Records from a collection
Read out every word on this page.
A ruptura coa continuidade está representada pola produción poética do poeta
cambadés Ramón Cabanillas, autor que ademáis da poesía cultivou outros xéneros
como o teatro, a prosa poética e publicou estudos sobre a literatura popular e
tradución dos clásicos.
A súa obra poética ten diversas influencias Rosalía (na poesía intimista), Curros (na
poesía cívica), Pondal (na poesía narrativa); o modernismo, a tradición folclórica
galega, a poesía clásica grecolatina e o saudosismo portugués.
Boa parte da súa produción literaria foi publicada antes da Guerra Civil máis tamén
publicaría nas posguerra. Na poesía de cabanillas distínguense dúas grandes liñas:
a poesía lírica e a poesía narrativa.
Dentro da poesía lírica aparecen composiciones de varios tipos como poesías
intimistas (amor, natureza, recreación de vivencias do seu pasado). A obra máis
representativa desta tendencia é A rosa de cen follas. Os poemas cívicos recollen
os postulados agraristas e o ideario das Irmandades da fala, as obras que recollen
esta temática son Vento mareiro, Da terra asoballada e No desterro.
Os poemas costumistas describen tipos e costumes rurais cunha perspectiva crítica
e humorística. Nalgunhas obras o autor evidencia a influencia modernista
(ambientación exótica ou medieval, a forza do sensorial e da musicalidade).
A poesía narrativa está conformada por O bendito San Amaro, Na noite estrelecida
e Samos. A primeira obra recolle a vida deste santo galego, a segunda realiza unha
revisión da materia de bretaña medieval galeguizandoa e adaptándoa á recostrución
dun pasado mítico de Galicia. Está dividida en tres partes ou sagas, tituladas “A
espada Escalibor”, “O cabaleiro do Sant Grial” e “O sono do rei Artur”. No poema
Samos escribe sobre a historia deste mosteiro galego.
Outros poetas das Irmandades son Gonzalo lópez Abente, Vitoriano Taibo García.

Stated goal:
Each line of the material must be restated exactly.

Written answer:
Read out every word on this page.
A ruptura coa continuidade está representada pola produción poética do poeta
cambadés Ramón Cabanillas, autor que ademáis da poesía cultivou outros xéneros
como o teatro, a prosa poética e publicou estudos sobre a literatura popular e
tradución dos clásicos.
A súa obra poética ten diversas influencias Rosalía (na poesía intimista), Curros (na
poesía cívica), Pondal (na poesía narrativa); o modernismo, a tradición folclórica
galega, a poesía clásica grecolatina e o saudosismo portugués.
Boa parte da súa produción literaria foi publicada antes da Guerra Civil máis tamén
publicaría nas posguerra. Na poesía de cabanillas distínguense dúas grandes liñas:
a poesía lírica e a poesía narrativa.
Dentro da poesía lírica aparecen composiciones de varios tipos como poesías
intimistas (amor, natureza, recreación de vivencias do seu pasado). A obra máis
representativa desta tendencia é A rosa de cen follas. Os poemas cívicos recollen
os postulados agraristas e o ideario das Irmandades da fala, as obras que recollen
esta temática son Vento mareiro, Da terra asoballada e No desterro.
Os poemas costumistas describen tipos e costumes rurais cunha perspectiva crítica
e humorística. Nalgunhas obras o autor evidencia a influencia modernista
(ambientación exótica ou medieval, a forza do sensorial e da musicalidade).
A poesía narrativa está conformada por O bendito San Amaro, Na noite estrelecida
e Samos. A primeira obra recolle a vida deste santo galego, a segunda realiza unha
revisión da materia de bretaña medieval galeguizandoa e adaptándoa á recostrución
dun pasado mítico de Galicia. Está dividida en tres partes ou sagas, tituladas “A
espada Escalibor”, “O cabaleiro do Sant Grial” e “O sono do rei Artur”. No poema
Samos escribe sobre a historia deste mosteiro galego.
Outros poetas das Irmandades son Gonzalo lópez Abente, Vitoriano Taibo García.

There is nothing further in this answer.